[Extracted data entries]
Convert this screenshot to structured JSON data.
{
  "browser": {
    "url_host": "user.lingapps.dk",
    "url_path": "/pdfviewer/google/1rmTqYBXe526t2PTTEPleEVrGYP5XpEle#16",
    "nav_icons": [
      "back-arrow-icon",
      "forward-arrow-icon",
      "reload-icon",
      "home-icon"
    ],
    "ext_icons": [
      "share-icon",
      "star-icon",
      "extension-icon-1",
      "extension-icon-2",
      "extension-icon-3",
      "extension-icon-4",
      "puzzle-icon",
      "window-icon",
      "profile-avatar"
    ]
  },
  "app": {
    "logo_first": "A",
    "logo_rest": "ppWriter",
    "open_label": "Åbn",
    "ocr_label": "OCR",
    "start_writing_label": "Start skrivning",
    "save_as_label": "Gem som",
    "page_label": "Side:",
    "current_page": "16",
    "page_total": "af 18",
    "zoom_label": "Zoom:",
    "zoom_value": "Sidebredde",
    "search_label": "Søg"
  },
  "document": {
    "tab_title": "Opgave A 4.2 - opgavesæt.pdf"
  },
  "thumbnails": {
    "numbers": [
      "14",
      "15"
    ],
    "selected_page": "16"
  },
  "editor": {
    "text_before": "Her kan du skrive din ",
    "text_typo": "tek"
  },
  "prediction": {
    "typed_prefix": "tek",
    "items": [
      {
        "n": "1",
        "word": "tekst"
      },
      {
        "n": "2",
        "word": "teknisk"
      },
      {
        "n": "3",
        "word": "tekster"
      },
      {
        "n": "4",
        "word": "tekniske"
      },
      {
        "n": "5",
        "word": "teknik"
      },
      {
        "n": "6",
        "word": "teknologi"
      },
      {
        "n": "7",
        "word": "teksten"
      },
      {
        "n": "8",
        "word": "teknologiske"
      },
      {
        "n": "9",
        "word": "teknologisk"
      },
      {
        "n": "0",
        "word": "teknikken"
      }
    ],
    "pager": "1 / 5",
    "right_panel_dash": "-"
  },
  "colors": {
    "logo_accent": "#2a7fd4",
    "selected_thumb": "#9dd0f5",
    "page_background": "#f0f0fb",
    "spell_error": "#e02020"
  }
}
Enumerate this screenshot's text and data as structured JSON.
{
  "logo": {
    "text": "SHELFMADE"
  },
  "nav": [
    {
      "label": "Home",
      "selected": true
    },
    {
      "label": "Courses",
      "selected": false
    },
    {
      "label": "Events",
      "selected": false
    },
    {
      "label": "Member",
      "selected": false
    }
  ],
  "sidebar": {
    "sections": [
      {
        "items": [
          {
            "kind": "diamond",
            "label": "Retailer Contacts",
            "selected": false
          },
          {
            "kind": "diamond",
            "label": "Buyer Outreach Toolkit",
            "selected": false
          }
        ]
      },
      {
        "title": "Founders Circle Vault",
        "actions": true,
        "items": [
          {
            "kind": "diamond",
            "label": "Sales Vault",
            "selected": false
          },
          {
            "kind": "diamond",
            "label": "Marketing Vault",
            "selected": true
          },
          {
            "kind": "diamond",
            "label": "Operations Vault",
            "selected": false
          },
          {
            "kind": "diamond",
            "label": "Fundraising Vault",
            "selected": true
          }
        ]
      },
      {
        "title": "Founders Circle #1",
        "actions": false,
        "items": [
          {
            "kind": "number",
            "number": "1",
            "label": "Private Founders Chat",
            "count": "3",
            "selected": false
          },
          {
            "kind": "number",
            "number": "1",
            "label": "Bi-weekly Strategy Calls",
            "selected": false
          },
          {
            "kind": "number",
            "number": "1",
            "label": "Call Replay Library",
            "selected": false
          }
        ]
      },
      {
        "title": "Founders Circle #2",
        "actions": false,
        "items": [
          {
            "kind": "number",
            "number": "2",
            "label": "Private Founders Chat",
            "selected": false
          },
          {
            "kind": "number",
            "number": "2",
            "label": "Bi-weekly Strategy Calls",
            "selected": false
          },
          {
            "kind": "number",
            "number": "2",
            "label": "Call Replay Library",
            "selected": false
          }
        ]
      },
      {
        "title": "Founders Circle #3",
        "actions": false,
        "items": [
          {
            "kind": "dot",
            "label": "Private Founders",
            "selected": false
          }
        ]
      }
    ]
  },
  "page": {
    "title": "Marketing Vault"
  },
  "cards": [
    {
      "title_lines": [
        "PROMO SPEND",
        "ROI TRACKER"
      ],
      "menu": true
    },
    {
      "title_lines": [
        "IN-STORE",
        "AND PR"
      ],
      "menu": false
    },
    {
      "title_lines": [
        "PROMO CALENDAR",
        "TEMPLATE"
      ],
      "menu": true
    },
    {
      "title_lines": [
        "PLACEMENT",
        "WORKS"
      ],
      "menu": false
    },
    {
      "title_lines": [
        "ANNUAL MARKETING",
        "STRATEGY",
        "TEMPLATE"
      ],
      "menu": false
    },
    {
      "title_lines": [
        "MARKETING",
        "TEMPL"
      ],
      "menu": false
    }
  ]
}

▶ **The task**: Above are some records; repeat all of them exactly.

▶ **Solution to this task**:
Convert this screenshot to structured JSON data.
{
  "browser": {
    "url_host": "user.lingapps.dk",
    "url_path": "/pdfviewer/google/1rmTqYBXe526t2PTTEPleEVrGYP5XpEle#16",
    "nav_icons": [
      "back-arrow-icon",
      "forward-arrow-icon",
      "reload-icon",
      "home-icon"
    ],
    "ext_icons": [
      "share-icon",
      "star-icon",
      "extension-icon-1",
      "extension-icon-2",
      "extension-icon-3",
      "extension-icon-4",
      "puzzle-icon",
      "window-icon",
      "profile-avatar"
    ]
  },
  "app": {
    "logo_first": "A",
    "logo_rest": "ppWriter",
    "open_label": "Åbn",
    "ocr_label": "OCR",
    "start_writing_label": "Start skrivning",
    "save_as_label": "Gem som",
    "page_label": "Side:",
    "current_page": "16",
    "page_total": "af 18",
    "zoom_label": "Zoom:",
    "zoom_value": "Sidebredde",
    "search_label": "Søg"
  },
  "document": {
    "tab_title": "Opgave A 4.2 - opgavesæt.pdf"
  },
  "thumbnails": {
    "numbers": [
      "14",
      "15"
    ],
    "selected_page": "16"
  },
  "editor": {
    "text_before": "Her kan du skrive din ",
    "text_typo": "tek"
  },
  "prediction": {
    "typed_prefix": "tek",
    "items": [
      {
        "n": "1",
        "word": "tekst"
      },
      {
        "n": "2",
        "word": "teknisk"
      },
      {
        "n": "3",
        "word": "tekster"
      },
      {
        "n": "4",
        "word": "tekniske"
      },
      {
        "n": "5",
        "word": "teknik"
      },
      {
        "n": "6",
        "word": "teknologi"
      },
      {
        "n": "7",
        "word": "teksten"
      },
      {
        "n": "8",
        "word": "teknologiske"
      },
      {
        "n": "9",
        "word": "teknologisk"
      },
      {
        "n": "0",
        "word": "teknikken"
      }
    ],
    "pager": "1 / 5",
    "right_panel_dash": "-"
  },
  "colors": {
    "logo_accent": "#2a7fd4",
    "selected_thumb": "#9dd0f5",
    "page_background": "#f0f0fb",
    "spell_error": "#e02020"
  }
}
Enumerate this screenshot's text and data as structured JSON.
{
  "logo": {
    "text": "SHELFMADE"
  },
  "nav": [
    {
      "label": "Home",
      "selected": true
    },
    {
      "label": "Courses",
      "selected": false
    },
    {
      "label": "Events",
      "selected": false
    },
    {
      "label": "Member",
      "selected": false
    }
  ],
  "sidebar": {
    "sections": [
      {
        "items": [
          {
            "kind": "diamond",
            "label": "Retailer Contacts",
            "selected": false
          },
          {
            "kind": "diamond",
            "label": "Buyer Outreach Toolkit",
            "selected": false
          }
        ]
      },
      {
        "title": "Founders Circle Vault",
        "actions": true,
        "items": [
          {
            "kind": "diamond",
            "label": "Sales Vault",
            "selected": false
          },
          {
            "kind": "diamond",
            "label": "Marketing Vault",
            "selected": true
          },
          {
            "kind": "diamond",
            "label": "Operations Vault",
            "selected": false
          },
          {
            "kind": "diamond",
            "label": "Fundraising Vault",
            "selected": true
          }
        ]
      },
      {
        "title": "Founders Circle #1",
        "actions": false,
        "items": [
          {
            "kind": "number",
            "number": "1",
            "label": "Private Founders Chat",
            "count": "3",
            "selected": false
          },
          {
            "kind": "number",
            "number": "1",
            "label": "Bi-weekly Strategy Calls",
            "selected": false
          },
          {
            "kind": "number",
            "number": "1",
            "label": "Call Replay Library",
            "selected": false
          }
        ]
      },
      {
        "title": "Founders Circle #2",
        "actions": false,
        "items": [
          {
            "kind": "number",
            "number": "2",
            "label": "Private Founders Chat",
            "selected": false
          },
          {
            "kind": "number",
            "number": "2",
            "label": "Bi-weekly Strategy Calls",
            "selected": false
          },
          {
            "kind": "number",
            "number": "2",
            "label": "Call Replay Library",
            "selected": false
          }
        ]
      },
      {
        "title": "Founders Circle #3",
        "actions": false,
        "items": [
          {
            "kind": "dot",
            "label": "Private Founders",
            "selected": false
          }
        ]
      }
    ]
  },
  "page": {
    "title": "Marketing Vault"
  },
  "cards": [
    {
      "title_lines": [
        "PROMO SPEND",
        "ROI TRACKER"
      ],
      "menu": true
    },
    {
      "title_lines": [
        "IN-STORE",
        "AND PR"
      ],
      "menu": false
    },
    {
      "title_lines": [
        "PROMO CALENDAR",
        "TEMPLATE"
      ],
      "menu": true
    },
    {
      "title_lines": [
        "PLACEMENT",
        "WORKS"
      ],
      "menu": false
    },
    {
      "title_lines": [
        "ANNUAL MARKETING",
        "STRATEGY",
        "TEMPLATE"
      ],
      "menu": false
    },
    {
      "title_lines": [
        "MARKETING",
        "TEMPL"
      ],
      "menu": false
    }
  ]
}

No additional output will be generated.